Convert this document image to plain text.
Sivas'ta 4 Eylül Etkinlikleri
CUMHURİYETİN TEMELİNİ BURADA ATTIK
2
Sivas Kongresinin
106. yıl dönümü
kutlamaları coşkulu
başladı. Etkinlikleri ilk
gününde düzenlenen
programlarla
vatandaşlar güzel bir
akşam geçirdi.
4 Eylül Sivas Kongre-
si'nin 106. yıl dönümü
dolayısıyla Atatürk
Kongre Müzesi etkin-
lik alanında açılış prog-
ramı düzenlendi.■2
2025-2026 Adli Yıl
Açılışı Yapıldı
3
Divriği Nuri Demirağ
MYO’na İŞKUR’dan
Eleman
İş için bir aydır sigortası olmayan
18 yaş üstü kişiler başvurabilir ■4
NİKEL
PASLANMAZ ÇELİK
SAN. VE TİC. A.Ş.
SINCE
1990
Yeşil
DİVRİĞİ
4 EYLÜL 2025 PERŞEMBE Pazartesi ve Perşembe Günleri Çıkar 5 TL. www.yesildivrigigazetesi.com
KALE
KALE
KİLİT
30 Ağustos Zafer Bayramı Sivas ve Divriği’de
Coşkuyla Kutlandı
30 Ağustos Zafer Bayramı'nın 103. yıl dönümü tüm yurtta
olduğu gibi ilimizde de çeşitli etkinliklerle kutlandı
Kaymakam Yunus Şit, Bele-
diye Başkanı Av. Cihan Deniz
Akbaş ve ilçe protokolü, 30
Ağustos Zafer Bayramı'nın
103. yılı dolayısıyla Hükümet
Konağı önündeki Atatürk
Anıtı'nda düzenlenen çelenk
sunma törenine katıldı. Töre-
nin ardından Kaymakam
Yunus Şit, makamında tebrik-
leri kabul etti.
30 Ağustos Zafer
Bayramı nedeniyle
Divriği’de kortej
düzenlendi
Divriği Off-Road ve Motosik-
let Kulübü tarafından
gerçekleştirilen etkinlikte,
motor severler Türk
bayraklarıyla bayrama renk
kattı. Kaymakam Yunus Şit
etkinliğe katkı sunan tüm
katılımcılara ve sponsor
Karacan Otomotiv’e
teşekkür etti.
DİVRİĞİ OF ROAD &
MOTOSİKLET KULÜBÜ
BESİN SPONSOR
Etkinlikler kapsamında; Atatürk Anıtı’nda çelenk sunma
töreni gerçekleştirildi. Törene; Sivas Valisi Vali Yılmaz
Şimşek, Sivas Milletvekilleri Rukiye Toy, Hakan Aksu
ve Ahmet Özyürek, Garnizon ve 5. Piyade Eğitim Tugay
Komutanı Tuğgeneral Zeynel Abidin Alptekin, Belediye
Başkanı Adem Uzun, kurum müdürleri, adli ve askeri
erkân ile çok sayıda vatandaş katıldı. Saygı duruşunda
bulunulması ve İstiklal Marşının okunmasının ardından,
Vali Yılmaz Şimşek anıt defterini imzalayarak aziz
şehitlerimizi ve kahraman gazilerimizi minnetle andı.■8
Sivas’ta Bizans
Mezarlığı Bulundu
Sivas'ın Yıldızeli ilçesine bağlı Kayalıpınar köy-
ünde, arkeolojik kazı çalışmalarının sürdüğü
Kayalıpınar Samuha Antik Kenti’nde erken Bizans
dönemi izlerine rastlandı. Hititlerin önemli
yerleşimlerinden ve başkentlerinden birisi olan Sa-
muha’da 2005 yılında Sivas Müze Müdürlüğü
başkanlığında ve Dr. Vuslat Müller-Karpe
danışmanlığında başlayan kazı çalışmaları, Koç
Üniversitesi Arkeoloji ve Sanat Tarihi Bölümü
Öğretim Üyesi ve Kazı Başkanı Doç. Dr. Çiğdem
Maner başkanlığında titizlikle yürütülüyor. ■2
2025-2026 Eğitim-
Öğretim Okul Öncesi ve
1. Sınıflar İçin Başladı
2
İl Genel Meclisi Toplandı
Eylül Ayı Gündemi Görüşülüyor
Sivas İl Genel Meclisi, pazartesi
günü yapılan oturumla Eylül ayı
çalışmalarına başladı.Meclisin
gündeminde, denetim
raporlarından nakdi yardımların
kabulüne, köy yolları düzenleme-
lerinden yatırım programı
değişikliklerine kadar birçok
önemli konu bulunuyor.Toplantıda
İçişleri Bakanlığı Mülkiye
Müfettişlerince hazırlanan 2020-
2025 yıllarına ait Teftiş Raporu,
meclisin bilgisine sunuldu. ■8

---

• [What the exercise asks]
Copy each line of the data above without altering a single character.

• [Written answer]
Convert this document image to plain text.
Sivas'ta 4 Eylül Etkinlikleri
CUMHURİYETİN TEMELİNİ BURADA ATTIK
2
Sivas Kongresinin
106. yıl dönümü
kutlamaları coşkulu
başladı. Etkinlikleri ilk
gününde düzenlenen
programlarla
vatandaşlar güzel bir
akşam geçirdi.
4 Eylül Sivas Kongre-
si'nin 106. yıl dönümü
dolayısıyla Atatürk
Kongre Müzesi etkin-
lik alanında açılış prog-
ramı düzenlendi.■2
2025-2026 Adli Yıl
Açılışı Yapıldı
3
Divriği Nuri Demirağ
MYO’na İŞKUR’dan
Eleman
İş için bir aydır sigortası olmayan
18 yaş üstü kişiler başvurabilir ■4
NİKEL
PASLANMAZ ÇELİK
SAN. VE TİC. A.Ş.
SINCE
1990
Yeşil
DİVRİĞİ
4 EYLÜL 2025 PERŞEMBE Pazartesi ve Perşembe Günleri Çıkar 5 TL. www.yesildivrigigazetesi.com
KALE
KALE
KİLİT
30 Ağustos Zafer Bayramı Sivas ve Divriği’de
Coşkuyla Kutlandı
30 Ağustos Zafer Bayramı'nın 103. yıl dönümü tüm yurtta
olduğu gibi ilimizde de çeşitli etkinliklerle kutlandı
Kaymakam Yunus Şit, Bele-
diye Başkanı Av. Cihan Deniz
Akbaş ve ilçe protokolü, 30
Ağustos Zafer Bayramı'nın
103. yılı dolayısıyla Hükümet
Konağı önündeki Atatürk
Anıtı'nda düzenlenen çelenk
sunma törenine katıldı. Töre-
nin ardından Kaymakam
Yunus Şit, makamında tebrik-
leri kabul etti.
30 Ağustos Zafer
Bayramı nedeniyle
Divriği’de kortej
düzenlendi
Divriği Off-Road ve Motosik-
let Kulübü tarafından
gerçekleştirilen etkinlikte,
motor severler Türk
bayraklarıyla bayrama renk
kattı. Kaymakam Yunus Şit
etkinliğe katkı sunan tüm
katılımcılara ve sponsor
Karacan Otomotiv’e
teşekkür etti.
DİVRİĞİ OF ROAD &
MOTOSİKLET KULÜBÜ
BESİN SPONSOR
Etkinlikler kapsamında; Atatürk Anıtı’nda çelenk sunma
töreni gerçekleştirildi. Törene; Sivas Valisi Vali Yılmaz
Şimşek, Sivas Milletvekilleri Rukiye Toy, Hakan Aksu
ve Ahmet Özyürek, Garnizon ve 5. Piyade Eğitim Tugay
Komutanı Tuğgeneral Zeynel Abidin Alptekin, Belediye
Başkanı Adem Uzun, kurum müdürleri, adli ve askeri
erkân ile çok sayıda vatandaş katıldı. Saygı duruşunda
bulunulması ve İstiklal Marşının okunmasının ardından,
Vali Yılmaz Şimşek anıt defterini imzalayarak aziz
şehitlerimizi ve kahraman gazilerimizi minnetle andı.■8
Sivas’ta Bizans
Mezarlığı Bulundu
Sivas'ın Yıldızeli ilçesine bağlı Kayalıpınar köy-
ünde, arkeolojik kazı çalışmalarının sürdüğü
Kayalıpınar Samuha Antik Kenti’nde erken Bizans
dönemi izlerine rastlandı. Hititlerin önemli
yerleşimlerinden ve başkentlerinden birisi olan Sa-
muha’da 2005 yılında Sivas Müze Müdürlüğü
başkanlığında ve Dr. Vuslat Müller-Karpe
danışmanlığında başlayan kazı çalışmaları, Koç
Üniversitesi Arkeoloji ve Sanat Tarihi Bölümü
Öğretim Üyesi ve Kazı Başkanı Doç. Dr. Çiğdem
Maner başkanlığında titizlikle yürütülüyor. ■2
2025-2026 Eğitim-
Öğretim Okul Öncesi ve
1. Sınıflar İçin Başladı
2
İl Genel Meclisi Toplandı
Eylül Ayı Gündemi Görüşülüyor
Sivas İl Genel Meclisi, pazartesi
günü yapılan oturumla Eylül ayı
çalışmalarına başladı.Meclisin
gündeminde, denetim
raporlarından nakdi yardımların
kabulüne, köy yolları düzenleme-
lerinden yatırım programı
değişikliklerine kadar birçok
önemli konu bulunuyor.Toplantıda
İçişleri Bakanlığı Mülkiye
Müfettişlerince hazırlanan 2020-
2025 yıllarına ait Teftiş Raporu,
meclisin bilgisine sunuldu. ■8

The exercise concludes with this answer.